#### Exercise task:
Transcribe each record exactly. Include every one.

>> BEGIN

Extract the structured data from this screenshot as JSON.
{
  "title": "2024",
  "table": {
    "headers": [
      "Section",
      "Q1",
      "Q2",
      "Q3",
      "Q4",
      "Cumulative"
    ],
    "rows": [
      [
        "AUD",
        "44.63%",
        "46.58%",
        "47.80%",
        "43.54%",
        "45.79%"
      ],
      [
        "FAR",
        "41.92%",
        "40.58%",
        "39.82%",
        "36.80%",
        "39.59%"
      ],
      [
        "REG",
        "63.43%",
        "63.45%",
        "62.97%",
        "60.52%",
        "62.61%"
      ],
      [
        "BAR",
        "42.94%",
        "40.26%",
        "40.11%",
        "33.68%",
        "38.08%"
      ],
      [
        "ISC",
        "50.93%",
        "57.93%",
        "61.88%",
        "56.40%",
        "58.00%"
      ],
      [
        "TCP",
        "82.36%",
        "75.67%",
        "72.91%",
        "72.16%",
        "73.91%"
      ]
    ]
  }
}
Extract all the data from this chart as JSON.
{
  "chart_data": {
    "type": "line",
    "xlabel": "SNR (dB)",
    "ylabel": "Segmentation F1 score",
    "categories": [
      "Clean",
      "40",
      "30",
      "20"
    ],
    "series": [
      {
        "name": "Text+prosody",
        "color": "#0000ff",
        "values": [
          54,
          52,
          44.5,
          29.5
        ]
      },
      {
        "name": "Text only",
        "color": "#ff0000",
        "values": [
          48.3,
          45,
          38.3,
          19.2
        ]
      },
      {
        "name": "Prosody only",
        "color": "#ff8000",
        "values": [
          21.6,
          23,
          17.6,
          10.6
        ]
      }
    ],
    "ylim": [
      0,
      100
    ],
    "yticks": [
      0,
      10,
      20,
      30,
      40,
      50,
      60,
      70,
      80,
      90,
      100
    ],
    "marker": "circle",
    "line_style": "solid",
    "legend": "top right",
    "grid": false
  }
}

>> END

#### Output of the task:
Extract the structured data from this screenshot as JSON.
{
  "title": "2024",
  "table": {
    "headers": [
      "Section",
      "Q1",
      "Q2",
      "Q3",
      "Q4",
      "Cumulative"
    ],
    "rows": [
      [
        "AUD",
        "44.63%",
        "46.58%",
        "47.80%",
        "43.54%",
        "45.79%"
      ],
      [
        "FAR",
        "41.92%",
        "40.58%",
        "39.82%",
        "36.80%",
        "39.59%"
      ],
      [
        "REG",
        "63.43%",
        "63.45%",
        "62.97%",
        "60.52%",
        "62.61%"
      ],
      [
        "BAR",
        "42.94%",
        "40.26%",
        "40.11%",
        "33.68%",
        "38.08%"
      ],
      [
        "ISC",
        "50.93%",
        "57.93%",
        "61.88%",
        "56.40%",
        "58.00%"
      ],
      [
        "TCP",
        "82.36%",
        "75.67%",
        "72.91%",
        "72.16%",
        "73.91%"
      ]
    ]
  }
}
Extract all the data from this chart as JSON.
{
  "chart_data": {
    "type": "line",
    "xlabel": "SNR (dB)",
    "ylabel": "Segmentation F1 score",
    "categories": [
      "Clean",
      "40",
      "30",
      "20"
    ],
    "series": [
      {
        "name": "Text+prosody",
        "color": "#0000ff",
        "values": [
          54,
          52,
          44.5,
          29.5
        ]
      },
      {
        "name": "Text only",
        "color": "#ff0000",
        "values": [
          48.3,
          45,
          38.3,
          19.2
        ]
      },
      {
        "name": "Prosody only",
        "color": "#ff8000",
        "values": [
          21.6,
          23,
          17.6,
          10.6
        ]
      }
    ],
    "ylim": [
      0,
      100
    ],
    "yticks": [
      0,
      10,
      20,
      30,
      40,
      50,
      60,
      70,
      80,
      90,
      100
    ],
    "marker": "circle",
    "line_style": "solid",
    "legend": "top right",
    "grid": false
  }
}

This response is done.